[DIRECTIONS FOR THIS TASK]:
Keep the pictures out of the copy and repeat the records exactly.
════════════════
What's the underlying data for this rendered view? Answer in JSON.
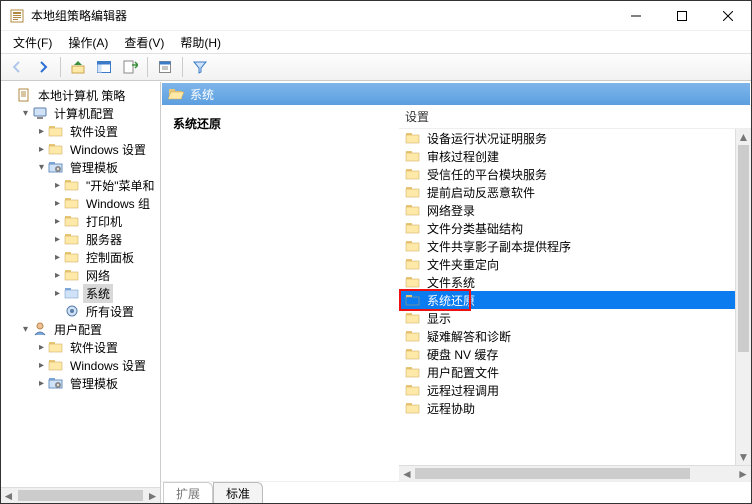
{
  "window": {
    "title": "本地组策略编辑器"
  },
  "menubar": [
    "文件(F)",
    "操作(A)",
    "查看(V)",
    "帮助(H)"
  ],
  "tree": {
    "root": "本地计算机 策略",
    "computer": {
      "label": "计算机配置",
      "soft": "软件设置",
      "win": "Windows 设置",
      "admin": "管理模板",
      "admin_children": [
        "\"开始\"菜单和",
        "Windows 组",
        "打印机",
        "服务器",
        "控制面板",
        "网络",
        "系统",
        "所有设置"
      ]
    },
    "user": {
      "label": "用户配置",
      "soft": "软件设置",
      "win": "Windows 设置",
      "admin": "管理模板"
    }
  },
  "header": {
    "path": "系统"
  },
  "left_panel": {
    "title": "系统还原"
  },
  "list": {
    "column": "设置",
    "items": [
      "设备运行状况证明服务",
      "审核过程创建",
      "受信任的平台模块服务",
      "提前启动反恶意软件",
      "网络登录",
      "文件分类基础结构",
      "文件共享影子副本提供程序",
      "文件夹重定向",
      "文件系统",
      "系统还原",
      "显示",
      "疑难解答和诊断",
      "硬盘 NV 缓存",
      "用户配置文件",
      "远程过程调用",
      "远程协助"
    ],
    "selected_index": 9
  },
  "tabs": {
    "extended": "扩展",
    "standard": "标准"
  }
}
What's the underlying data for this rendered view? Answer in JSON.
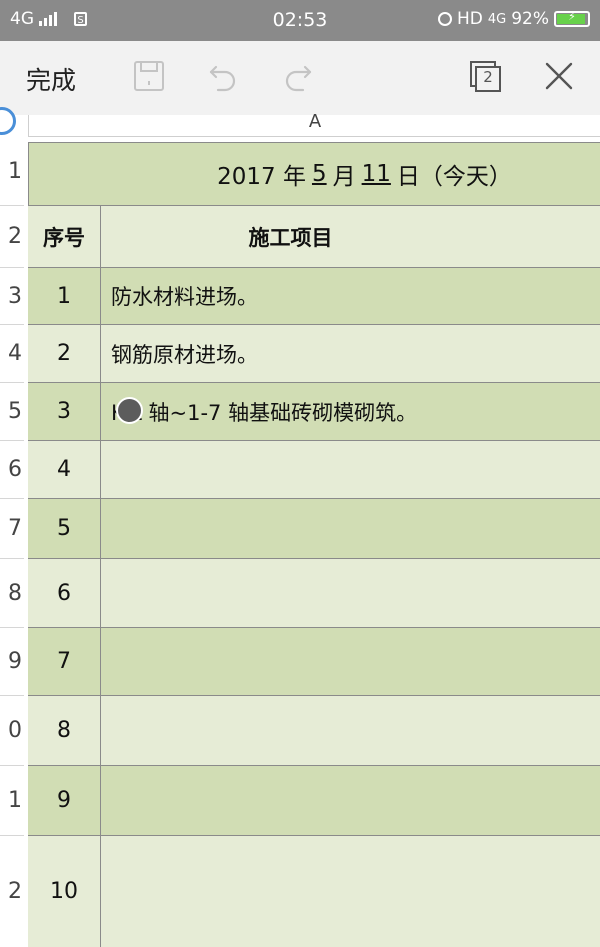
{
  "status_bar": {
    "network": "4G",
    "sim_label": "S",
    "time": "02:53",
    "hd_label": "HD",
    "network_right": "4G",
    "battery": "92%",
    "battery_level": 0.92
  },
  "toolbar": {
    "done_label": "完成",
    "sheet_count": "2"
  },
  "column_header": {
    "col_a": "A"
  },
  "row_numbers": [
    "1",
    "2",
    "3",
    "4",
    "5",
    "6",
    "7",
    "8",
    "9",
    "0",
    "1",
    "2"
  ],
  "sheet": {
    "title": {
      "year": "2017 年",
      "month": "5",
      "month_suffix": "月",
      "day": "11",
      "day_suffix": "日（今天）"
    },
    "headers": {
      "seq": "序号",
      "item": "施工项目"
    },
    "rows": [
      {
        "seq": "1",
        "item": "防水材料进场。"
      },
      {
        "seq": "2",
        "item": "钢筋原材进场。"
      },
      {
        "seq": "3",
        "item": "K-L 轴~1-7 轴基础砖砌模砌筑。"
      },
      {
        "seq": "4",
        "item": ""
      },
      {
        "seq": "5",
        "item": ""
      },
      {
        "seq": "6",
        "item": ""
      },
      {
        "seq": "7",
        "item": ""
      },
      {
        "seq": "8",
        "item": ""
      },
      {
        "seq": "9",
        "item": ""
      },
      {
        "seq": "10",
        "item": ""
      }
    ]
  },
  "colors": {
    "status_bar_bg": "#8a8a8a",
    "toolbar_bg": "#f2f2f2",
    "row_dark": "#d1ddb4",
    "row_light": "#e6ecd6",
    "battery_green": "#68d14b"
  }
}
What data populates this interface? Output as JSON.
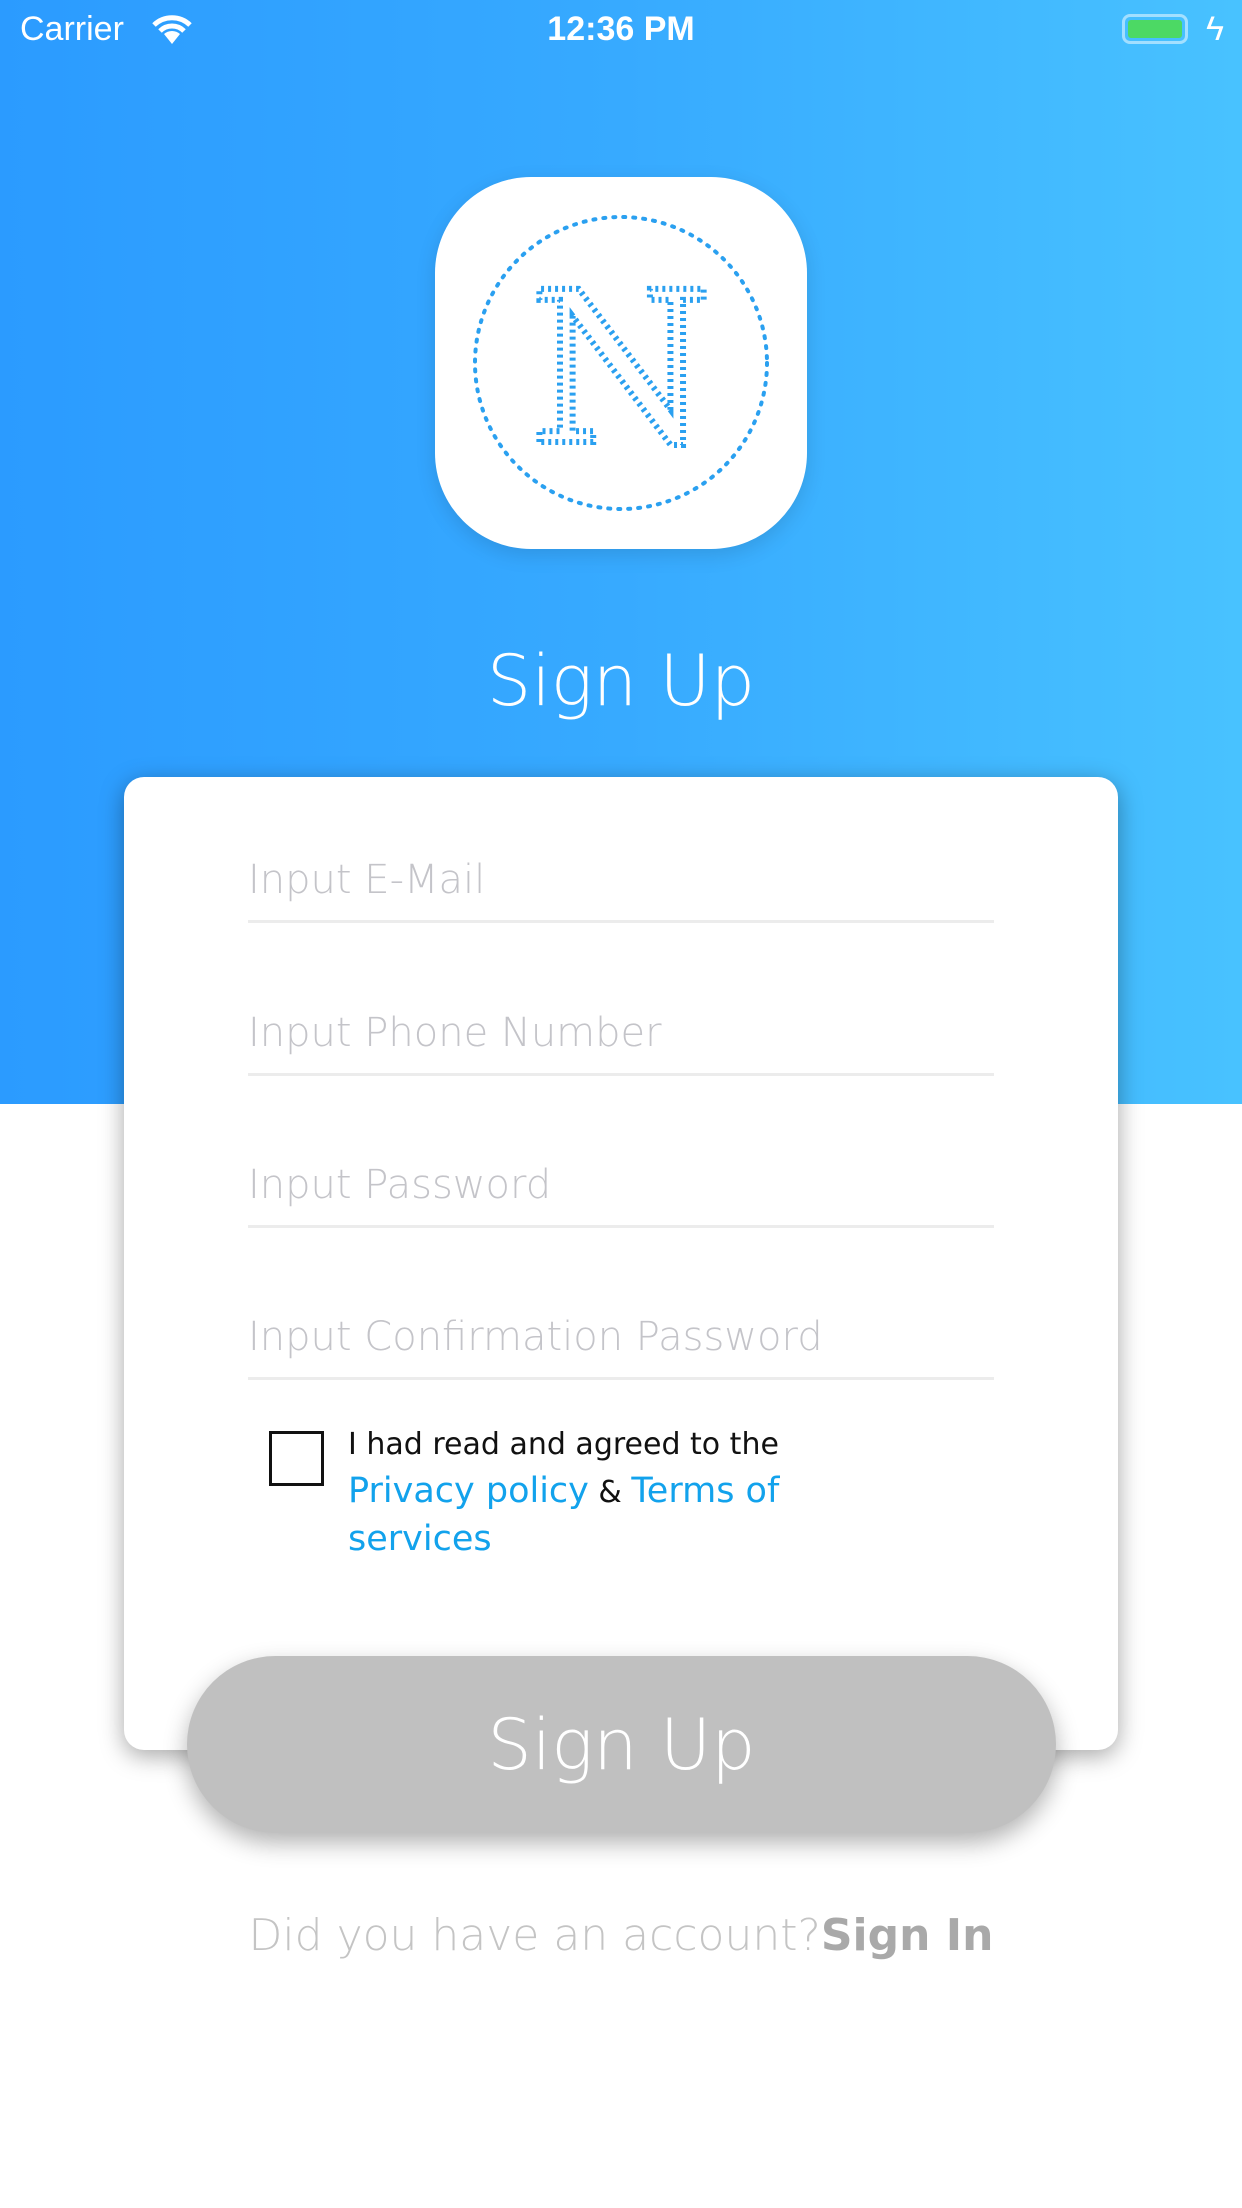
{
  "status_bar": {
    "carrier": "Carrier",
    "time": "12:36 PM",
    "battery_level": 1.0
  },
  "logo": {
    "letter": "N"
  },
  "title": "Sign Up",
  "form": {
    "email_placeholder": "Input E-Mail",
    "phone_placeholder": "Input Phone Number",
    "password_placeholder": "Input Password",
    "confirm_placeholder": "Input Confirmation Password",
    "agree_checked": false,
    "terms_prefix": "I had read and agreed to the ",
    "privacy_link": "Privacy policy",
    "terms_amp": " & ",
    "terms_link": "Terms of services"
  },
  "signup_button": "Sign Up",
  "footer": {
    "question": "Did you have an account?",
    "signin_link": "Sign In"
  },
  "colors": {
    "gradient_start": "#2b9bff",
    "gradient_end": "#48c2ff",
    "link": "#12a2ec",
    "button_disabled": "#c0c0c0"
  }
}
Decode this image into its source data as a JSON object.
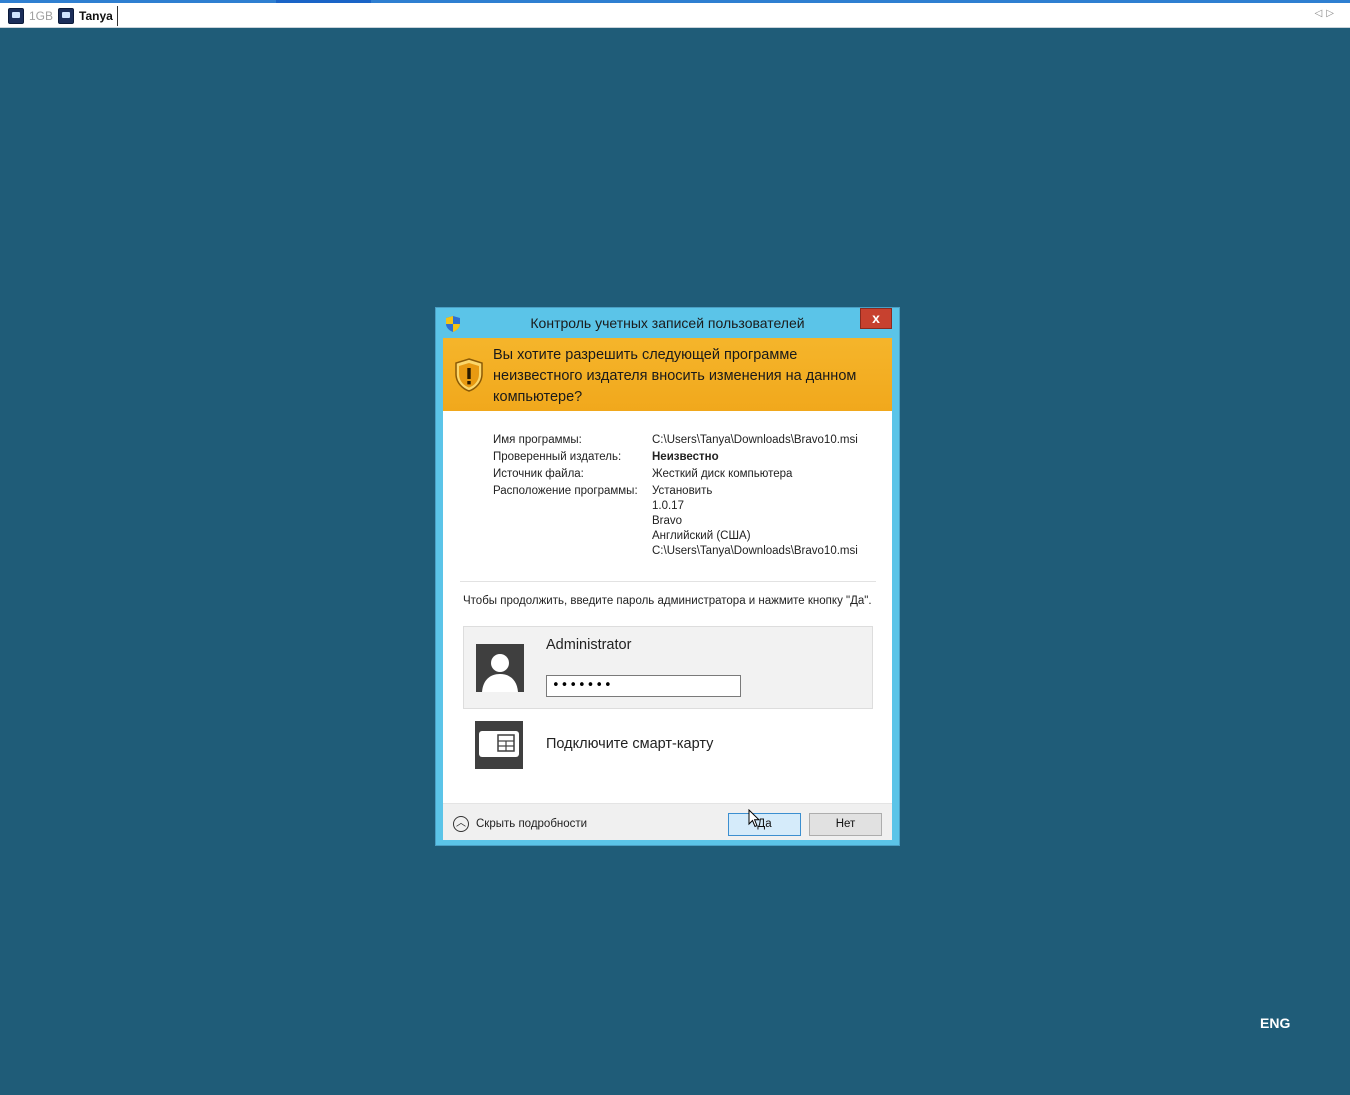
{
  "tabs": [
    {
      "label": "1GB",
      "icon": "rdp-icon"
    },
    {
      "label": "Tanya",
      "icon": "rdp-icon"
    }
  ],
  "dialog": {
    "title": "Контроль учетных записей пользователей",
    "close_label": "x",
    "warning": "Вы хотите разрешить следующей программе неизвестного издателя вносить изменения на данном компьютере?",
    "details": [
      {
        "label": "Имя программы:",
        "value": "C:\\Users\\Tanya\\Downloads\\Bravo10.msi"
      },
      {
        "label": "Проверенный издатель:",
        "value": "Неизвестно"
      },
      {
        "label": "Источник файла:",
        "value": "Жесткий диск компьютера"
      },
      {
        "label": "Расположение программы:",
        "value": "Установить"
      }
    ],
    "location_extra": [
      "1.0.17",
      "Bravo",
      "Английский (США)",
      "C:\\Users\\Tanya\\Downloads\\Bravo10.msi"
    ],
    "prompt": "Чтобы продолжить, введите пароль администратора и нажмите кнопку \"Да\".",
    "admin_name": "Administrator",
    "password_mask": "•••••••",
    "smartcard_label": "Подключите смарт-карту",
    "hide_details": "Скрыть подробности",
    "yes_label": "Да",
    "no_label": "Нет"
  },
  "language": "ENG",
  "colors": {
    "desktop": "#1f5c78",
    "dialog_frame": "#5bc4e8",
    "warning_banner": "#f5b52b",
    "close_button": "#c7412f"
  }
}
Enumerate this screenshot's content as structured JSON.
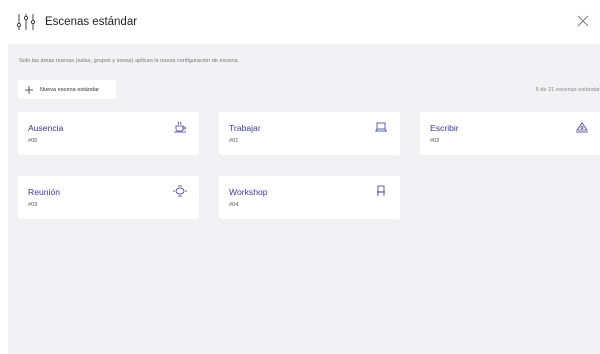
{
  "header": {
    "title": "Escenas estándar",
    "icon": "sliders-icon",
    "close_icon": "close-icon"
  },
  "notice": "Solo las áreas nuevas (salas, grupos y zonas) aplican la nueva configuración de escena.",
  "new_button": {
    "label": "Nueva escena estándar",
    "icon": "plus-icon"
  },
  "count": "5 de 21 escenas estándar",
  "scenes": [
    {
      "name": "Ausencia",
      "number": "#00",
      "icon": "coffee-cup-icon"
    },
    {
      "name": "Trabajar",
      "number": "#01",
      "icon": "laptop-icon"
    },
    {
      "name": "Escribir",
      "number": "#02",
      "icon": "pen-tip-icon"
    },
    {
      "name": "Reunión",
      "number": "#03",
      "icon": "meeting-table-icon"
    },
    {
      "name": "Workshop",
      "number": "#04",
      "icon": "chair-icon"
    }
  ],
  "colors": {
    "accent": "#3a3a9a",
    "background": "#f2f2f4",
    "card": "#ffffff"
  }
}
════════════════
[FULL SOLUTION]:
What's the underlying data for this rendered view? Answer in JSON.
{
  "window": {
    "title": "本地组策略编辑器"
  },
  "menubar": [
    "文件(F)",
    "操作(A)",
    "查看(V)",
    "帮助(H)"
  ],
  "tree": {
    "root": "本地计算机 策略",
    "computer": {
      "label": "计算机配置",
      "soft": "软件设置",
      "win": "Windows 设置",
      "admin": "管理模板",
      "admin_children": [
        "\"开始\"菜单和",
        "Windows 组",
        "打印机",
        "服务器",
        "控制面板",
        "网络",
        "系统",
        "所有设置"
      ]
    },
    "user": {
      "label": "用户配置",
      "soft": "软件设置",
      "win": "Windows 设置",
      "admin": "管理模板"
    }
  },
  "header": {
    "path": "系统"
  },
  "left_panel": {
    "title": "系统还原"
  },
  "list": {
    "column": "设置",
    "items": [
      "设备运行状况证明服务",
      "审核过程创建",
      "受信任的平台模块服务",
      "提前启动反恶意软件",
      "网络登录",
      "文件分类基础结构",
      "文件共享影子副本提供程序",
      "文件夹重定向",
      "文件系统",
      "系统还原",
      "显示",
      "疑难解答和诊断",
      "硬盘 NV 缓存",
      "用户配置文件",
      "远程过程调用",
      "远程协助"
    ],
    "selected_index": 9
  },
  "tabs": {
    "extended": "扩展",
    "standard": "标准"
  }
}
What's the underlying data for this rendered view? Answer in JSON.
{
  "status_bar": {
    "network": "4G",
    "sim_label": "S",
    "time": "02:53",
    "hd_label": "HD",
    "network_right": "4G",
    "battery": "92%",
    "battery_level": 0.92
  },
  "toolbar": {
    "done_label": "完成",
    "sheet_count": "2"
  },
  "column_header": {
    "col_a": "A"
  },
  "row_numbers": [
    "1",
    "2",
    "3",
    "4",
    "5",
    "6",
    "7",
    "8",
    "9",
    "0",
    "1",
    "2"
  ],
  "sheet": {
    "title": {
      "year": "2017 年",
      "month": "5",
      "month_suffix": "月",
      "day": "11",
      "day_suffix": "日（今天）"
    },
    "headers": {
      "seq": "序号",
      "item": "施工项目"
    },
    "rows": [
      {
        "seq": "1",
        "item": "防水材料进场。"
      },
      {
        "seq": "2",
        "item": "钢筋原材进场。"
      },
      {
        "seq": "3",
        "item": "K-L 轴~1-7 轴基础砖砌模砌筑。"
      },
      {
        "seq": "4",
        "item": ""
      },
      {
        "seq": "5",
        "item": ""
      },
      {
        "seq": "6",
        "item": ""
      },
      {
        "seq": "7",
        "item": ""
      },
      {
        "seq": "8",
        "item": ""
      },
      {
        "seq": "9",
        "item": ""
      },
      {
        "seq": "10",
        "item": ""
      }
    ]
  },
  "colors": {
    "status_bar_bg": "#8a8a8a",
    "toolbar_bg": "#f2f2f2",
    "row_dark": "#d1ddb4",
    "row_light": "#e6ecd6",
    "battery_green": "#68d14b"
  }
}
What data populates this interface? Output as JSON.
{
  "status_bar": {
    "carrier": "Carrier",
    "time": "12:36 PM",
    "battery_level": 1.0
  },
  "logo": {
    "letter": "N"
  },
  "title": "Sign Up",
  "form": {
    "email_placeholder": "Input E-Mail",
    "phone_placeholder": "Input Phone Number",
    "password_placeholder": "Input Password",
    "confirm_placeholder": "Input Confirmation Password",
    "agree_checked": false,
    "terms_prefix": "I had read and agreed to the ",
    "privacy_link": "Privacy policy",
    "terms_amp": " & ",
    "terms_link": "Terms of services"
  },
  "signup_button": "Sign Up",
  "footer": {
    "question": "Did you have an account?",
    "signin_link": "Sign In"
  },
  "colors": {
    "gradient_start": "#2b9bff",
    "gradient_end": "#48c2ff",
    "link": "#12a2ec",
    "button_disabled": "#c0c0c0"
  }
}
Decode this image into its source data as a JSON object.
{
  "tabs": [
    {
      "label": "1GB",
      "icon": "rdp-icon"
    },
    {
      "label": "Tanya",
      "icon": "rdp-icon"
    }
  ],
  "dialog": {
    "title": "Контроль учетных записей пользователей",
    "close_label": "x",
    "warning": "Вы хотите разрешить следующей программе неизвестного издателя вносить изменения на данном компьютере?",
    "details": [
      {
        "label": "Имя программы:",
        "value": "C:\\Users\\Tanya\\Downloads\\Bravo10.msi"
      },
      {
        "label": "Проверенный издатель:",
        "value": "Неизвестно"
      },
      {
        "label": "Источник файла:",
        "value": "Жесткий диск компьютера"
      },
      {
        "label": "Расположение программы:",
        "value": "Установить"
      }
    ],
    "location_extra": [
      "1.0.17",
      "Bravo",
      "Английский (США)",
      "C:\\Users\\Tanya\\Downloads\\Bravo10.msi"
    ],
    "prompt": "Чтобы продолжить, введите пароль администратора и нажмите кнопку \"Да\".",
    "admin_name": "Administrator",
    "password_mask": "•••••••",
    "smartcard_label": "Подключите смарт-карту",
    "hide_details": "Скрыть подробности",
    "yes_label": "Да",
    "no_label": "Нет"
  },
  "language": "ENG",
  "colors": {
    "desktop": "#1f5c78",
    "dialog_frame": "#5bc4e8",
    "warning_banner": "#f5b52b",
    "close_button": "#c7412f"
  }
}
Enumerate this screenshot's content as structured JSON.
{
  "header": {
    "title": "Escenas estándar",
    "icon": "sliders-icon",
    "close_icon": "close-icon"
  },
  "notice": "Solo las áreas nuevas (salas, grupos y zonas) aplican la nueva configuración de escena.",
  "new_button": {
    "label": "Nueva escena estándar",
    "icon": "plus-icon"
  },
  "count": "5 de 21 escenas estándar",
  "scenes": [
    {
      "name": "Ausencia",
      "number": "#00",
      "icon": "coffee-cup-icon"
    },
    {
      "name": "Trabajar",
      "number": "#01",
      "icon": "laptop-icon"
    },
    {
      "name": "Escribir",
      "number": "#02",
      "icon": "pen-tip-icon"
    },
    {
      "name": "Reunión",
      "number": "#03",
      "icon": "meeting-table-icon"
    },
    {
      "name": "Workshop",
      "number": "#04",
      "icon": "chair-icon"
    }
  ],
  "colors": {
    "accent": "#3a3a9a",
    "background": "#f2f2f4",
    "card": "#ffffff"
  }
}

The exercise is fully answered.